▸ EXERCISE
Copy out lines with the word "name" from the material that follows.

▸ Collection entries
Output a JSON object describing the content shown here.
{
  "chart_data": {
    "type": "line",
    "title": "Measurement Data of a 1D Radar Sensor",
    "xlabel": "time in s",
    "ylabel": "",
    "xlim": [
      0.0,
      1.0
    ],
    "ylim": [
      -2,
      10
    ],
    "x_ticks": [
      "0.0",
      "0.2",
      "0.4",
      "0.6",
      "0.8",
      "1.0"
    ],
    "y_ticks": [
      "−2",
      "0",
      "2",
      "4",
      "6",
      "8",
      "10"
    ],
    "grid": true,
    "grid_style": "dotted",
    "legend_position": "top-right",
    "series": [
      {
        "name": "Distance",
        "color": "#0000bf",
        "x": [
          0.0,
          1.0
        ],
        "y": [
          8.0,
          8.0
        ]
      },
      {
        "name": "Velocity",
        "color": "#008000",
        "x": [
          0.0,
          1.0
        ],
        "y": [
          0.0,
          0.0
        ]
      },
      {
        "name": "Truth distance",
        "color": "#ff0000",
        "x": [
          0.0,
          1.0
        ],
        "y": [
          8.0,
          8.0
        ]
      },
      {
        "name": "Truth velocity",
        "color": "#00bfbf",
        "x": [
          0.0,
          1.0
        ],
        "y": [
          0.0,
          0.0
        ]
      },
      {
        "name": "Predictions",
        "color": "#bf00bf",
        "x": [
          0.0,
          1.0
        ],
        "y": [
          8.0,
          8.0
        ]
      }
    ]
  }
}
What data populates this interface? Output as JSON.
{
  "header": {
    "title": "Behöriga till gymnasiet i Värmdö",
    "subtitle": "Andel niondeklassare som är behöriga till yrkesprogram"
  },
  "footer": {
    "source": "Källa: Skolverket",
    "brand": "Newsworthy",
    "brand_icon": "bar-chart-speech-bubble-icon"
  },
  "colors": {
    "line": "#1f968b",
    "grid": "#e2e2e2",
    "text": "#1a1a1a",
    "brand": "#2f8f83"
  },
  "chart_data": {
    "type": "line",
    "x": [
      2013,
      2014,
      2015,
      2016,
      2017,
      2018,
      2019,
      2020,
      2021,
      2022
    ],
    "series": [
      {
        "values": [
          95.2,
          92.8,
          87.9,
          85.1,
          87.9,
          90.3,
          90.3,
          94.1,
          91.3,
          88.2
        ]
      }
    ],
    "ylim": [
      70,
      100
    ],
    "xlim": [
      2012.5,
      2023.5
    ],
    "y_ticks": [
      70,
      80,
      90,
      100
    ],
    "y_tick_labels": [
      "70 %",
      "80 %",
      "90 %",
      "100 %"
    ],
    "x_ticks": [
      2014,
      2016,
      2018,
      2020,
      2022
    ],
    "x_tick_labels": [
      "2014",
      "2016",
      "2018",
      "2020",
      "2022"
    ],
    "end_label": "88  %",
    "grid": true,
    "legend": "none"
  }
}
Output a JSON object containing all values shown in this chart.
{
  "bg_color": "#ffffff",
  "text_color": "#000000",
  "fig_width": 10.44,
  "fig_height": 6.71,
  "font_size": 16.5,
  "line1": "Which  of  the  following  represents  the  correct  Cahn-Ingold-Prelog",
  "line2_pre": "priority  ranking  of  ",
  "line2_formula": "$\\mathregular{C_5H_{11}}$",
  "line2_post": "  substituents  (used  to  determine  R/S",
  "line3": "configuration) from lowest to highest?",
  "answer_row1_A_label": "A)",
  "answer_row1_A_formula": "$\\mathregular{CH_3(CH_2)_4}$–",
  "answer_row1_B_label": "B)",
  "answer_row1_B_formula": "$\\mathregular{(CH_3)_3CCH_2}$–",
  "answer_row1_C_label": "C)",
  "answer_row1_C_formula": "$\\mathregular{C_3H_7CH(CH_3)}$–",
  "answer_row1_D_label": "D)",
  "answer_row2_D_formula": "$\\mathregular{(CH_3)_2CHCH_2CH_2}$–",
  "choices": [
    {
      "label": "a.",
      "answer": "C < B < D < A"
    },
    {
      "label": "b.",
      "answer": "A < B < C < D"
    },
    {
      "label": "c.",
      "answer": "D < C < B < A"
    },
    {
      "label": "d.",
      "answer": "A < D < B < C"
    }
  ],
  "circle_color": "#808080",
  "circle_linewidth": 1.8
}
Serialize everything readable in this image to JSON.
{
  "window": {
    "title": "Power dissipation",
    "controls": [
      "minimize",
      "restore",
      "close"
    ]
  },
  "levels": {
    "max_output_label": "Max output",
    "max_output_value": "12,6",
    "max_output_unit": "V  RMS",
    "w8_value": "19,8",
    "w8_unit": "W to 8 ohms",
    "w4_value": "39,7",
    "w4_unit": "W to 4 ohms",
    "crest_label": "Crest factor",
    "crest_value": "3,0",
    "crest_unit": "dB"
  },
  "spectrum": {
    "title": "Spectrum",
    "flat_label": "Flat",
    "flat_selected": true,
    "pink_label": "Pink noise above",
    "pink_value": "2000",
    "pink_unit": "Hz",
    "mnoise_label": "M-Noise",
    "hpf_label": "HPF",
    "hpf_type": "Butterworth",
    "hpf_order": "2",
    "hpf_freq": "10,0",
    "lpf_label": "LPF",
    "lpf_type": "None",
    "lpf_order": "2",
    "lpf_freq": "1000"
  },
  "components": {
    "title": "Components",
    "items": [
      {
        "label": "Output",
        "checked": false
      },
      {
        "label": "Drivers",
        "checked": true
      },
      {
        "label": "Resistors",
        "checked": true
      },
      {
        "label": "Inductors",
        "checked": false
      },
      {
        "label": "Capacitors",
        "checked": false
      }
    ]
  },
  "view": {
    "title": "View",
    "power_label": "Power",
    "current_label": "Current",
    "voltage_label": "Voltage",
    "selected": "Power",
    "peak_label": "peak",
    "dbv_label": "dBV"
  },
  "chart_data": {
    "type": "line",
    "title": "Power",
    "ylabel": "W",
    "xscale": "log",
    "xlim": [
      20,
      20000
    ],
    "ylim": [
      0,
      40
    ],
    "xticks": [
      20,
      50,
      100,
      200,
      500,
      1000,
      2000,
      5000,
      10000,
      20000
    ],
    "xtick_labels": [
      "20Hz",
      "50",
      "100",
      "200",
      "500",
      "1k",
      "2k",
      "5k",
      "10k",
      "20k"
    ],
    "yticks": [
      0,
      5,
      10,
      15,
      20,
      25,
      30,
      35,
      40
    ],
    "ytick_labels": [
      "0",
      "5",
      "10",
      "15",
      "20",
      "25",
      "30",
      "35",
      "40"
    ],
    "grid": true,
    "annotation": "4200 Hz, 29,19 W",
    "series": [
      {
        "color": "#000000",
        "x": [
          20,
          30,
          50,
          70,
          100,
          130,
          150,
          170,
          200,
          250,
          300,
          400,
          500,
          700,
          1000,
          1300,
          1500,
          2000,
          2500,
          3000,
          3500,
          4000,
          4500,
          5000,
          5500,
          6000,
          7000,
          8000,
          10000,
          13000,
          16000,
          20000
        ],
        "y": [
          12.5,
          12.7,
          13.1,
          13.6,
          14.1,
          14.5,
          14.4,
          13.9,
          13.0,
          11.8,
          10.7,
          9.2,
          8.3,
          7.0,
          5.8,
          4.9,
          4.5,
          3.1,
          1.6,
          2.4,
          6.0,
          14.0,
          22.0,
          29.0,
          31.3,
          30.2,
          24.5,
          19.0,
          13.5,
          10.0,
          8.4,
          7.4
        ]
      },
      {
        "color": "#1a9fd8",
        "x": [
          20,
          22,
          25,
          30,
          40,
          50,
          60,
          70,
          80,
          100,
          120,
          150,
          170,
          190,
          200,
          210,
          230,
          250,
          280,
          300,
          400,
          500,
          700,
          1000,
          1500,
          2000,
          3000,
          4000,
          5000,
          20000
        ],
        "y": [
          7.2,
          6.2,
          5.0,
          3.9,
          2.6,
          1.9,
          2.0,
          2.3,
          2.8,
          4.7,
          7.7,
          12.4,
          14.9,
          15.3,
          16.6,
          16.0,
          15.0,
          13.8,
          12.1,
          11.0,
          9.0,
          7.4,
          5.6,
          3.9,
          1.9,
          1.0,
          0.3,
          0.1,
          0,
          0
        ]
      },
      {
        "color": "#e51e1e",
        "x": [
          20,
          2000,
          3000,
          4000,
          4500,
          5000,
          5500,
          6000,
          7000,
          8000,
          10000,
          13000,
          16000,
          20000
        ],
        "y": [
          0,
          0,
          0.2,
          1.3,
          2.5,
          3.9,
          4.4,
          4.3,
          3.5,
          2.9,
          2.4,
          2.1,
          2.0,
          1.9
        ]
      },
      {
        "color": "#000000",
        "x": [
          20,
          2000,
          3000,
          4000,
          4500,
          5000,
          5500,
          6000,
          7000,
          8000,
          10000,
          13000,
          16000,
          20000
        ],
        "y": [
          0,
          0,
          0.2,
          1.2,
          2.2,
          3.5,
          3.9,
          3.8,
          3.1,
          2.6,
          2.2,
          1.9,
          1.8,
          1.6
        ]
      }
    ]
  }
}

▸ PROBLEM SOLUTION
        "name": "Distance",
        "name": "Velocity",
        "name": "Truth distance",
        "name": "Truth velocity",
        "name": "Predictions",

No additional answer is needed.